■ PROBLEM DESCRIPTION ■
Copy all lines below containing "строительных".

[BEGIN STORED ROWS]

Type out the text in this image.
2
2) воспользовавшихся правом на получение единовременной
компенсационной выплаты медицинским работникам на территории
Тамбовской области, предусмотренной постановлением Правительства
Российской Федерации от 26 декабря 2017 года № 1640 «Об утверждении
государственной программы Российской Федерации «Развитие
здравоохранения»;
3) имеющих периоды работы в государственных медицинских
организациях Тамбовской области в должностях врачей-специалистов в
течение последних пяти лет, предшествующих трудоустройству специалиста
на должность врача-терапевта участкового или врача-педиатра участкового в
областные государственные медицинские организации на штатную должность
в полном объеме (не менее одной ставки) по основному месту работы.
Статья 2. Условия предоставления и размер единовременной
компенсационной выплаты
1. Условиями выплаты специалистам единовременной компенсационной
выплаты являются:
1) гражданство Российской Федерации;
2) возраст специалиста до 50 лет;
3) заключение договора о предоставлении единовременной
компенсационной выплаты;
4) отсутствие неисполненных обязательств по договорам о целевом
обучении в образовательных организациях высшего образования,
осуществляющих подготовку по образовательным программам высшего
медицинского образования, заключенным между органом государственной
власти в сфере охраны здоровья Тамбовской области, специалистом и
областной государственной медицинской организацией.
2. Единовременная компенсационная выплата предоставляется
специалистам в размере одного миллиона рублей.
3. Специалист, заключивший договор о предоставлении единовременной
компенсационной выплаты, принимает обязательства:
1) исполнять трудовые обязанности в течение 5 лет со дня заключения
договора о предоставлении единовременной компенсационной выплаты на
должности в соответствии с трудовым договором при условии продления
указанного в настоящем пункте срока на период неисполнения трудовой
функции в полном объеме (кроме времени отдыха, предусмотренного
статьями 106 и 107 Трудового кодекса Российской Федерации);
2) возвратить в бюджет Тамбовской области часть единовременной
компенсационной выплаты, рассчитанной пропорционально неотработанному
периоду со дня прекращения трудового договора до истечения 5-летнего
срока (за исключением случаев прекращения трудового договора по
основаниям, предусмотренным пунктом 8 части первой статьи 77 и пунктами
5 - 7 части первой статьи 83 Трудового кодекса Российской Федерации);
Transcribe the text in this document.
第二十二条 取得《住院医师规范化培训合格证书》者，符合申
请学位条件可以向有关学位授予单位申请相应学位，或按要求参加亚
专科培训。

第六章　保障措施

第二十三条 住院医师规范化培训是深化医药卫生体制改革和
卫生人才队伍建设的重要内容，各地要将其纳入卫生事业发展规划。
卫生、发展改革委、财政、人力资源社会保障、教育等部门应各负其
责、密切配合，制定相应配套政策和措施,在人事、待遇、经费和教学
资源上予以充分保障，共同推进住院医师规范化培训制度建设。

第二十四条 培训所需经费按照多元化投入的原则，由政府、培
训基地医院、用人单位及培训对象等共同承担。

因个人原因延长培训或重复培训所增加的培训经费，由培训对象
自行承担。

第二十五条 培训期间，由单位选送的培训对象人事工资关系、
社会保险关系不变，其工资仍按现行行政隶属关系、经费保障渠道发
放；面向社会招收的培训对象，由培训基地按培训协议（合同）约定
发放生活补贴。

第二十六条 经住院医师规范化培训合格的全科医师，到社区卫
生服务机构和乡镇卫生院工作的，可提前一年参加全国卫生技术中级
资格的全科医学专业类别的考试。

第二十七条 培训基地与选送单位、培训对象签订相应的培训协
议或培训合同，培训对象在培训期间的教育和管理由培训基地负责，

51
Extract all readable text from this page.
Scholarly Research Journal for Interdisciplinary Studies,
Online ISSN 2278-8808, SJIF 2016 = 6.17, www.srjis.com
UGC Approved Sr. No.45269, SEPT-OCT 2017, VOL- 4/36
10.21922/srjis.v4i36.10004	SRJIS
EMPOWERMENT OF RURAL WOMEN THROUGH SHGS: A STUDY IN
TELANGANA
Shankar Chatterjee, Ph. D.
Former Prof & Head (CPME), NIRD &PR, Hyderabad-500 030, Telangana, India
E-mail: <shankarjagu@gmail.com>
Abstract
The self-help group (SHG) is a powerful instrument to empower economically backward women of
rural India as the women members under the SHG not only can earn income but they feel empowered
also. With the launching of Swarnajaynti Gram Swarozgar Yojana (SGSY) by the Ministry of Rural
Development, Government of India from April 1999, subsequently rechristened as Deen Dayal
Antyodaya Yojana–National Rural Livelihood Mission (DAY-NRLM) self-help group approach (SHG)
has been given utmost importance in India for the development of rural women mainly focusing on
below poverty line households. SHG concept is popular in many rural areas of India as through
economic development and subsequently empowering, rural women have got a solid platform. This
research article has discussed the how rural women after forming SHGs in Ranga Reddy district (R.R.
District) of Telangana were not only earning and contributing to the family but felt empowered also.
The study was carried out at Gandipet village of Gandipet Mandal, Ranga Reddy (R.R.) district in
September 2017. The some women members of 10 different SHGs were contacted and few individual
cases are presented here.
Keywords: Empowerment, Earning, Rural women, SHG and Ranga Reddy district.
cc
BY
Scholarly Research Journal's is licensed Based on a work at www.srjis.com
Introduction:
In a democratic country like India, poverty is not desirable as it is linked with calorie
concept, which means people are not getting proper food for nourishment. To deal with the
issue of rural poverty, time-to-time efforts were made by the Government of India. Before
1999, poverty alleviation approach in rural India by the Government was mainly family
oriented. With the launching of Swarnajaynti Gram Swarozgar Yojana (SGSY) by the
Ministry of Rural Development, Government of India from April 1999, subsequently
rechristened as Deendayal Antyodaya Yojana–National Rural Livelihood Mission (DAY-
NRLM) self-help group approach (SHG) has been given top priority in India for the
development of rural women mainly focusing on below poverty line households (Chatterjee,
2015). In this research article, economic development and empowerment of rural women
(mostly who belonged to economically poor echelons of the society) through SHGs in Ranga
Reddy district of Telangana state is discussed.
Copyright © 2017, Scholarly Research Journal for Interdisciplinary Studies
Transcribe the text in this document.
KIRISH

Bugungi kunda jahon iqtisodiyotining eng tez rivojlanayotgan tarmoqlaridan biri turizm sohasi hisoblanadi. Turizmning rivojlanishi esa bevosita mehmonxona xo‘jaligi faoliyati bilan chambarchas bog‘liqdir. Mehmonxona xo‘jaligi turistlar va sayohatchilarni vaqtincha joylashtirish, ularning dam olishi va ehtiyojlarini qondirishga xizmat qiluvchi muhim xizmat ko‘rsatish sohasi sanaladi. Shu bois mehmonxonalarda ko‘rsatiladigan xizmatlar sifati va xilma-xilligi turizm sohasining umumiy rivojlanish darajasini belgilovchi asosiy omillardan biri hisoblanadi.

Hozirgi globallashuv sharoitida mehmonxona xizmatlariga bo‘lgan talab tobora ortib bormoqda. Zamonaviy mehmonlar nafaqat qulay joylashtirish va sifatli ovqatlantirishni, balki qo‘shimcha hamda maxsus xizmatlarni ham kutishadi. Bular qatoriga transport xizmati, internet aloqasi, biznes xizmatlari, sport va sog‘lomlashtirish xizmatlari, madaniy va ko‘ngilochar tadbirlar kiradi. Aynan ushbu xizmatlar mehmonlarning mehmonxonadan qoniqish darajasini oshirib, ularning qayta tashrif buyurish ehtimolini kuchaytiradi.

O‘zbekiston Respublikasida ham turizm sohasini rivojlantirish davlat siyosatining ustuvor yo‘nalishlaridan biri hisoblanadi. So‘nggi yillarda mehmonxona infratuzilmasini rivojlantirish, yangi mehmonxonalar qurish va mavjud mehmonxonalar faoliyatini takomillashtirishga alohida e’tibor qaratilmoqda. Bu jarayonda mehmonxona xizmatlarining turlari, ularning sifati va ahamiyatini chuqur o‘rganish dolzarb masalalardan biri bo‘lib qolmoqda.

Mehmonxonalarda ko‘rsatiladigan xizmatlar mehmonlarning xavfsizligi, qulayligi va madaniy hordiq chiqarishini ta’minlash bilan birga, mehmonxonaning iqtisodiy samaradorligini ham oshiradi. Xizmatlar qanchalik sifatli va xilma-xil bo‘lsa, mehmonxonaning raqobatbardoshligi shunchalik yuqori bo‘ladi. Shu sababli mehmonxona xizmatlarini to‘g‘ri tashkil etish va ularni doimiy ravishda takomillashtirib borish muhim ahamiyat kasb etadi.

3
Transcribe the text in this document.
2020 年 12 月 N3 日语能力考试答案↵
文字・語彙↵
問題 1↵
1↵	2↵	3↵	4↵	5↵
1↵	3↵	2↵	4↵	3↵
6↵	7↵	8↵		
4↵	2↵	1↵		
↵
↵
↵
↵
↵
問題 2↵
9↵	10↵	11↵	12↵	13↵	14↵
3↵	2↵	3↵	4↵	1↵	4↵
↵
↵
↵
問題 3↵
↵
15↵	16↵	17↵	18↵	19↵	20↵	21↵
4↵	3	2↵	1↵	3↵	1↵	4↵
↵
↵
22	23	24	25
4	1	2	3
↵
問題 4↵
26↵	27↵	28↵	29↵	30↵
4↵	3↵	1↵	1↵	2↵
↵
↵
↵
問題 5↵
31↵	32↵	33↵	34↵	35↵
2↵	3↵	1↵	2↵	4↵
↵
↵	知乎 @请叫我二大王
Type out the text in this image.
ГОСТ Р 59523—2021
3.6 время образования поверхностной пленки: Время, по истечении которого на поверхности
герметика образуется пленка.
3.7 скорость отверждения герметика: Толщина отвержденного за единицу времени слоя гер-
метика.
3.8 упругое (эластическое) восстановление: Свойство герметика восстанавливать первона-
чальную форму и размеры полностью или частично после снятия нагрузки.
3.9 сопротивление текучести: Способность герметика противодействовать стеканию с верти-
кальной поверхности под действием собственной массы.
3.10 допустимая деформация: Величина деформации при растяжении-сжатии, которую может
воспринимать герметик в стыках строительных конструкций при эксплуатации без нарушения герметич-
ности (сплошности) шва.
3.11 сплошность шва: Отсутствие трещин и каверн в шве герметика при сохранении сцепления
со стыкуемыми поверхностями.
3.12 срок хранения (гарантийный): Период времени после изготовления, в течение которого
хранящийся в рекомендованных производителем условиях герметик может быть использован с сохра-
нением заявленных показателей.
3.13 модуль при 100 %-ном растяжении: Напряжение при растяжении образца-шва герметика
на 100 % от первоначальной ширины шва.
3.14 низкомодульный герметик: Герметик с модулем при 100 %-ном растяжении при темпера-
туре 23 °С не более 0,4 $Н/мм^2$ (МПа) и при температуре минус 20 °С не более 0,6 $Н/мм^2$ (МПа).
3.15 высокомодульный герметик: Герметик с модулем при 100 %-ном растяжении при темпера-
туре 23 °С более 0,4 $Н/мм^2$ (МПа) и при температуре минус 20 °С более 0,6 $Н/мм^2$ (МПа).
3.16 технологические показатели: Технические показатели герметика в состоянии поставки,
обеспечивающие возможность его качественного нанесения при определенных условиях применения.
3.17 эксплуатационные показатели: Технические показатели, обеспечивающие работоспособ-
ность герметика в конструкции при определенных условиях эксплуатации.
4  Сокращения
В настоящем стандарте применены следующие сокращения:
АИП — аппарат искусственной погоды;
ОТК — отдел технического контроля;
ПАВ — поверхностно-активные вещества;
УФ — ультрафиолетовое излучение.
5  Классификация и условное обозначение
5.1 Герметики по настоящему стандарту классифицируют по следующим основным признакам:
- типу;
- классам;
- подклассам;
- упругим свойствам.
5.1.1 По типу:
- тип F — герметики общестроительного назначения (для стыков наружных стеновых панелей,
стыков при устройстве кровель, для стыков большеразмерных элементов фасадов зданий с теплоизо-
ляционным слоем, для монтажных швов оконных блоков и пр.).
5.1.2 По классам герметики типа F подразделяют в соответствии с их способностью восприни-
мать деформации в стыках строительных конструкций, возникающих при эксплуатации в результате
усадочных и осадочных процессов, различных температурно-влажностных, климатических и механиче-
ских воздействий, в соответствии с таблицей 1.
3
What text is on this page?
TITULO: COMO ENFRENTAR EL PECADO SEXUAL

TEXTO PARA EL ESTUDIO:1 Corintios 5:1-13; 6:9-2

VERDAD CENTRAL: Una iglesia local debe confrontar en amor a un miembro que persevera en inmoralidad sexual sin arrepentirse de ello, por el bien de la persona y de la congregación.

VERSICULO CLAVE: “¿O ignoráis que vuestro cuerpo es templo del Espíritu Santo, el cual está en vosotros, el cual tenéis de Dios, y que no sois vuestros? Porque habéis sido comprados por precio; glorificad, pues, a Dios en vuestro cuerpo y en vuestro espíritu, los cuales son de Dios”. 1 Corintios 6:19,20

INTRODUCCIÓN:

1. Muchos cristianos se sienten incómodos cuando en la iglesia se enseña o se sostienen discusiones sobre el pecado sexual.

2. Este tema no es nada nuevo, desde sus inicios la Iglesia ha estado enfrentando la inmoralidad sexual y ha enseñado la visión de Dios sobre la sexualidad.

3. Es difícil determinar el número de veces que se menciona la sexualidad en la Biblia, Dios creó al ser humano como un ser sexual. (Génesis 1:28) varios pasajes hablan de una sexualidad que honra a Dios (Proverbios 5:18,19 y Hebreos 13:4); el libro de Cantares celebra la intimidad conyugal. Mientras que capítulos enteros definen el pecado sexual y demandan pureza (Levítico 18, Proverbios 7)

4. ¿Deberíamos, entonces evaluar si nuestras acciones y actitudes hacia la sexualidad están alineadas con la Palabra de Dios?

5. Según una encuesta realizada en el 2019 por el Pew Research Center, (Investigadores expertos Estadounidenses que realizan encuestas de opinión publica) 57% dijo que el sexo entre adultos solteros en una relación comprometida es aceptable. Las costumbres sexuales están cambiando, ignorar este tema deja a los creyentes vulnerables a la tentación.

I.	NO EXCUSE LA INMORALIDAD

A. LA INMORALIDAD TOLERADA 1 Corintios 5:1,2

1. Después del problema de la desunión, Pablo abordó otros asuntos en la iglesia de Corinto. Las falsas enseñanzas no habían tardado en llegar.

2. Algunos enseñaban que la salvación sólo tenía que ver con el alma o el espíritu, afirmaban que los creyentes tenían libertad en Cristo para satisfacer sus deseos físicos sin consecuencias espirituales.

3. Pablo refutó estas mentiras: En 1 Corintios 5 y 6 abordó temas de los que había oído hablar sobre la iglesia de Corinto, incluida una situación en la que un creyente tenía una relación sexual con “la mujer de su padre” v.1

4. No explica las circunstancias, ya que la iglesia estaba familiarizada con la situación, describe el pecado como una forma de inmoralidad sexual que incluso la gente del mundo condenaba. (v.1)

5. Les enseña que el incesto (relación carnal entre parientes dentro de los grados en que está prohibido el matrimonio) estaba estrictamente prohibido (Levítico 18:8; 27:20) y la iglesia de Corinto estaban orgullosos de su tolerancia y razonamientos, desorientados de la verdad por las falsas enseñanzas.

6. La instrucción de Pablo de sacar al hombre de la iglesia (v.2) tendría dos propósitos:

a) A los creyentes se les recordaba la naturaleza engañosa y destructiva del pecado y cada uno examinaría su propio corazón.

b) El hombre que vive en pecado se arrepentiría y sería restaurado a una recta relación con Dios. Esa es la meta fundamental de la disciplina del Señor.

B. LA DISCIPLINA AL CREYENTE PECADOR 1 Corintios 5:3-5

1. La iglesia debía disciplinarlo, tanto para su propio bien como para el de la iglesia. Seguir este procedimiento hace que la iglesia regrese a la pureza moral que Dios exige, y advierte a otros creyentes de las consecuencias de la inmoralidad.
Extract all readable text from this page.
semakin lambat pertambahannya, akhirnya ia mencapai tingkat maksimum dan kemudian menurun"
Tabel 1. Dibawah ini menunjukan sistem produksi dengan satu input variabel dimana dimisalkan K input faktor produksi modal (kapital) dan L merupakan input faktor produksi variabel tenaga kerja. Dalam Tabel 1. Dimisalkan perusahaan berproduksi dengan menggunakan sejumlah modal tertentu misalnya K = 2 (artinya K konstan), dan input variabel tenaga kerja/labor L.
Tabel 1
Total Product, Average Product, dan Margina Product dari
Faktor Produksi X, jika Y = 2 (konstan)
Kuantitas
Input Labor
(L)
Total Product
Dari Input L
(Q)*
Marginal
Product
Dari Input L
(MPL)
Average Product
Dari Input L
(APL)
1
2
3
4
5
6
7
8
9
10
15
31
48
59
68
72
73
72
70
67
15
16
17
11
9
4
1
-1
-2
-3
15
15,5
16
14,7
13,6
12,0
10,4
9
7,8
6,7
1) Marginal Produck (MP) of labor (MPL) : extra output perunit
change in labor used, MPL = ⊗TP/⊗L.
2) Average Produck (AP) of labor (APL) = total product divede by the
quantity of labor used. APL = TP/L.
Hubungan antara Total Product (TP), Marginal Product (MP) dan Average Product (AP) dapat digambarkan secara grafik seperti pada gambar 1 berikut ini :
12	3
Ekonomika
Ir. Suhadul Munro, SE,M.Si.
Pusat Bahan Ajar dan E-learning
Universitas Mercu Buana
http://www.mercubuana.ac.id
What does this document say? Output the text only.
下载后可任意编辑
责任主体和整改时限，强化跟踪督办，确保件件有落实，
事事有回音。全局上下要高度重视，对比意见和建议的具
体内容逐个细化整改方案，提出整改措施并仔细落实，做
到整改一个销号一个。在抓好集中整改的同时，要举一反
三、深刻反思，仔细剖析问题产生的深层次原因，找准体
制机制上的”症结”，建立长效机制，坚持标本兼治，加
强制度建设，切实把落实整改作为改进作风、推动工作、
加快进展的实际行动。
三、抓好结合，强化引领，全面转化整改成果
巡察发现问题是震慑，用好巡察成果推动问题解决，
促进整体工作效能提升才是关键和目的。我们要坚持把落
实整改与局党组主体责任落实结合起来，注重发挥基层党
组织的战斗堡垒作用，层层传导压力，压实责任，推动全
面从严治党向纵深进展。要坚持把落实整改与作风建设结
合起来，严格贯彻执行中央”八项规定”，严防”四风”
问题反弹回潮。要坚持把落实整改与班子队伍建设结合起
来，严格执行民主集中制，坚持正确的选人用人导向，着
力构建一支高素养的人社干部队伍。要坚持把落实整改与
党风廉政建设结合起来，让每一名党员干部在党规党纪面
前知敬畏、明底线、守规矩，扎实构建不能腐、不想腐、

[END STORED ROWS]

■ TASK ANSWER ■
воспринимать герметик в стыках строительных конструкций при эксплуатации без нарушения герметич-
мать деформации в стыках строительных конструкций, возникающих при эксплуатации в результате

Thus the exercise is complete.